THE EXERCISE
Without altering anything, output the material below.

Figure contents as structured data
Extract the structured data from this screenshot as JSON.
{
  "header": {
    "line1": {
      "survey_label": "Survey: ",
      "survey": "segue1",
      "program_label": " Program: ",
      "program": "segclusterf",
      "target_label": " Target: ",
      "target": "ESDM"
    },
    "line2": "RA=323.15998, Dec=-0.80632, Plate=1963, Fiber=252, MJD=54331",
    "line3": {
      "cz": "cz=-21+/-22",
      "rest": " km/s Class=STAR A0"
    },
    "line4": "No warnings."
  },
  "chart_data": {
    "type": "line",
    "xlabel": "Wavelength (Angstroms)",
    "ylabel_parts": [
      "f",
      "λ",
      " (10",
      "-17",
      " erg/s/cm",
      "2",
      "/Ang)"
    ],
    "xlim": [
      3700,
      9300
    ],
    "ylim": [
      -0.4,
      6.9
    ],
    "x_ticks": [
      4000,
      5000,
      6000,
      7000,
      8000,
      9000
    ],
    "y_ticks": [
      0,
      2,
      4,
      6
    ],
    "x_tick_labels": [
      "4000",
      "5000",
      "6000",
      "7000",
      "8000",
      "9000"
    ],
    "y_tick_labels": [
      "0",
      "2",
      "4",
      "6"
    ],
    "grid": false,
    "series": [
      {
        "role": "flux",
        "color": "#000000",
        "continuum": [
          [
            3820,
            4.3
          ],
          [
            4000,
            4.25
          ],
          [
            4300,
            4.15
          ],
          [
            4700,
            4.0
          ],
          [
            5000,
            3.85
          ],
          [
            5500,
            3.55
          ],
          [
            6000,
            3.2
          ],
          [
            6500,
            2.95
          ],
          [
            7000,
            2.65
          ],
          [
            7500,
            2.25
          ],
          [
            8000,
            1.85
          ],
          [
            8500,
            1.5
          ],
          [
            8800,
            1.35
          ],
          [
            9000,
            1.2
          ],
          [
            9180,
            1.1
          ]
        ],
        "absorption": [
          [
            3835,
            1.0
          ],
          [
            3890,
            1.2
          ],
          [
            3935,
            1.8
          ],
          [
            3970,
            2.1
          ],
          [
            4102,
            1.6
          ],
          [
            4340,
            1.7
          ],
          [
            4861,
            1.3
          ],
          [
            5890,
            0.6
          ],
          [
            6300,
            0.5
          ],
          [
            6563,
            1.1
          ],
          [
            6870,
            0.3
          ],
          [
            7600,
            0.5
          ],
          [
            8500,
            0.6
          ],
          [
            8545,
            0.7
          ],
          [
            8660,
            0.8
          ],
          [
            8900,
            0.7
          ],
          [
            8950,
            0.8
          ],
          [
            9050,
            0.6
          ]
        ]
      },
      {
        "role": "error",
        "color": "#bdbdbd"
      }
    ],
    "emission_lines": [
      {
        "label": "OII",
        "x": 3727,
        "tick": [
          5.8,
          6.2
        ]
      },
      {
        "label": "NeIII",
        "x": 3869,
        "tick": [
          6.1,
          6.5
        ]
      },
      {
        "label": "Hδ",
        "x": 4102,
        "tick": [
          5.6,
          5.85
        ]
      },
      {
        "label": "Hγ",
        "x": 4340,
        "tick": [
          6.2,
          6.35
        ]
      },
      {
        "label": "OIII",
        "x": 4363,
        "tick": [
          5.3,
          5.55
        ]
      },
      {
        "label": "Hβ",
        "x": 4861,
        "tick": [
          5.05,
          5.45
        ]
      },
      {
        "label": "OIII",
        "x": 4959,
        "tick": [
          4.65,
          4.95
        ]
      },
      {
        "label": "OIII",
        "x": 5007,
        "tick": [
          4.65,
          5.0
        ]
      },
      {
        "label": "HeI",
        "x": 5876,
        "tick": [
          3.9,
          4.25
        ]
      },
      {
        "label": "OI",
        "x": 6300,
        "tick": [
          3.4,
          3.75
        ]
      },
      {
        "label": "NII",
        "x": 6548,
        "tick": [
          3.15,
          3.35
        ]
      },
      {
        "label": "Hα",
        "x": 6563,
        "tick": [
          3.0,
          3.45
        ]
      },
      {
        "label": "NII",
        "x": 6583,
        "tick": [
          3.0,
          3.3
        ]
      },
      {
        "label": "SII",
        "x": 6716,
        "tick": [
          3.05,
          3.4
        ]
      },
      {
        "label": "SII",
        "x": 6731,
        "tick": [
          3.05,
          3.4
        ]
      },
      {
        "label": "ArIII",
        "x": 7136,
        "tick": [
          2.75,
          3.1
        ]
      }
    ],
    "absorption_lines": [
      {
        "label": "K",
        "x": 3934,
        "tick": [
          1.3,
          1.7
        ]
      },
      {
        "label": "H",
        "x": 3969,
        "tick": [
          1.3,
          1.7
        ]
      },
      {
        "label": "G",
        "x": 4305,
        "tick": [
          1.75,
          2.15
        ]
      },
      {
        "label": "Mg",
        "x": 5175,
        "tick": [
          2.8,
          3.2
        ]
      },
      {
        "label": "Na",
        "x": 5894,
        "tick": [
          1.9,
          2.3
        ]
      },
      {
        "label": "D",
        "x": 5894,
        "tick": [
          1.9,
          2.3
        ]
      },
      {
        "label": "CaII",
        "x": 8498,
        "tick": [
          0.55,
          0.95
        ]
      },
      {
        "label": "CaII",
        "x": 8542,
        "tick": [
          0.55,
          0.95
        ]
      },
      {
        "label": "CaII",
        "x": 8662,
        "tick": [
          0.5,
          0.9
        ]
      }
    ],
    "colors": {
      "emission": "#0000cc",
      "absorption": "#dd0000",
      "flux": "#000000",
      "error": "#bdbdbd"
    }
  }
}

EXERCISE OUTPUT
Extract the structured data from this screenshot as JSON.
{
  "header": {
    "line1": {
      "survey_label": "Survey: ",
      "survey": "segue1",
      "program_label": " Program: ",
      "program": "segclusterf",
      "target_label": " Target: ",
      "target": "ESDM"
    },
    "line2": "RA=323.15998, Dec=-0.80632, Plate=1963, Fiber=252, MJD=54331",
    "line3": {
      "cz": "cz=-21+/-22",
      "rest": " km/s Class=STAR A0"
    },
    "line4": "No warnings."
  },
  "chart_data": {
    "type": "line",
    "xlabel": "Wavelength (Angstroms)",
    "ylabel_parts": [
      "f",
      "λ",
      " (10",
      "-17",
      " erg/s/cm",
      "2",
      "/Ang)"
    ],
    "xlim": [
      3700,
      9300
    ],
    "ylim": [
      -0.4,
      6.9
    ],
    "x_ticks": [
      4000,
      5000,
      6000,
      7000,
      8000,
      9000
    ],
    "y_ticks": [
      0,
      2,
      4,
      6
    ],
    "x_tick_labels": [
      "4000",
      "5000",
      "6000",
      "7000",
      "8000",
      "9000"
    ],
    "y_tick_labels": [
      "0",
      "2",
      "4",
      "6"
    ],
    "grid": false,
    "series": [
      {
        "role": "flux",
        "color": "#000000",
        "continuum": [
          [
            3820,
            4.3
          ],
          [
            4000,
            4.25
          ],
          [
            4300,
            4.15
          ],
          [
            4700,
            4.0
          ],
          [
            5000,
            3.85
          ],
          [
            5500,
            3.55
          ],
          [
            6000,
            3.2
          ],
          [
            6500,
            2.95
          ],
          [
            7000,
            2.65
          ],
          [
            7500,
            2.25
          ],
          [
            8000,
            1.85
          ],
          [
            8500,
            1.5
          ],
          [
            8800,
            1.35
          ],
          [
            9000,
            1.2
          ],
          [
            9180,
            1.1
          ]
        ],
        "absorption": [
          [
            3835,
            1.0
          ],
          [
            3890,
            1.2
          ],
          [
            3935,
            1.8
          ],
          [
            3970,
            2.1
          ],
          [
            4102,
            1.6
          ],
          [
            4340,
            1.7
          ],
          [
            4861,
            1.3
          ],
          [
            5890,
            0.6
          ],
          [
            6300,
            0.5
          ],
          [
            6563,
            1.1
          ],
          [
            6870,
            0.3
          ],
          [
            7600,
            0.5
          ],
          [
            8500,
            0.6
          ],
          [
            8545,
            0.7
          ],
          [
            8660,
            0.8
          ],
          [
            8900,
            0.7
          ],
          [
            8950,
            0.8
          ],
          [
            9050,
            0.6
          ]
        ]
      },
      {
        "role": "error",
        "color": "#bdbdbd"
      }
    ],
    "emission_lines": [
      {
        "label": "OII",
        "x": 3727,
        "tick": [
          5.8,
          6.2
        ]
      },
      {
        "label": "NeIII",
        "x": 3869,
        "tick": [
          6.1,
          6.5
        ]
      },
      {
        "label": "Hδ",
        "x": 4102,
        "tick": [
          5.6,
          5.85
        ]
      },
      {
        "label": "Hγ",
        "x": 4340,
        "tick": [
          6.2,
          6.35
        ]
      },
      {
        "label": "OIII",
        "x": 4363,
        "tick": [
          5.3,
          5.55
        ]
      },
      {
        "label": "Hβ",
        "x": 4861,
        "tick": [
          5.05,
          5.45
        ]
      },
      {
        "label": "OIII",
        "x": 4959,
        "tick": [
          4.65,
          4.95
        ]
      },
      {
        "label": "OIII",
        "x": 5007,
        "tick": [
          4.65,
          5.0
        ]
      },
      {
        "label": "HeI",
        "x": 5876,
        "tick": [
          3.9,
          4.25
        ]
      },
      {
        "label": "OI",
        "x": 6300,
        "tick": [
          3.4,
          3.75
        ]
      },
      {
        "label": "NII",
        "x": 6548,
        "tick": [
          3.15,
          3.35
        ]
      },
      {
        "label": "Hα",
        "x": 6563,
        "tick": [
          3.0,
          3.45
        ]
      },
      {
        "label": "NII",
        "x": 6583,
        "tick": [
          3.0,
          3.3
        ]
      },
      {
        "label": "SII",
        "x": 6716,
        "tick": [
          3.05,
          3.4
        ]
      },
      {
        "label": "SII",
        "x": 6731,
        "tick": [
          3.05,
          3.4
        ]
      },
      {
        "label": "ArIII",
        "x": 7136,
        "tick": [
          2.75,
          3.1
        ]
      }
    ],
    "absorption_lines": [
      {
        "label": "K",
        "x": 3934,
        "tick": [
          1.3,
          1.7
        ]
      },
      {
        "label": "H",
        "x": 3969,
        "tick": [
          1.3,
          1.7
        ]
      },
      {
        "label": "G",
        "x": 4305,
        "tick": [
          1.75,
          2.15
        ]
      },
      {
        "label": "Mg",
        "x": 5175,
        "tick": [
          2.8,
          3.2
        ]
      },
      {
        "label": "Na",
        "x": 5894,
        "tick": [
          1.9,
          2.3
        ]
      },
      {
        "label": "D",
        "x": 5894,
        "tick": [
          1.9,
          2.3
        ]
      },
      {
        "label": "CaII",
        "x": 8498,
        "tick": [
          0.55,
          0.95
        ]
      },
      {
        "label": "CaII",
        "x": 8542,
        "tick": [
          0.55,
          0.95
        ]
      },
      {
        "label": "CaII",
        "x": 8662,
        "tick": [
          0.5,
          0.9
        ]
      }
    ],
    "colors": {
      "emission": "#0000cc",
      "absorption": "#dd0000",
      "flux": "#000000",
      "error": "#bdbdbd"
    }
  }
}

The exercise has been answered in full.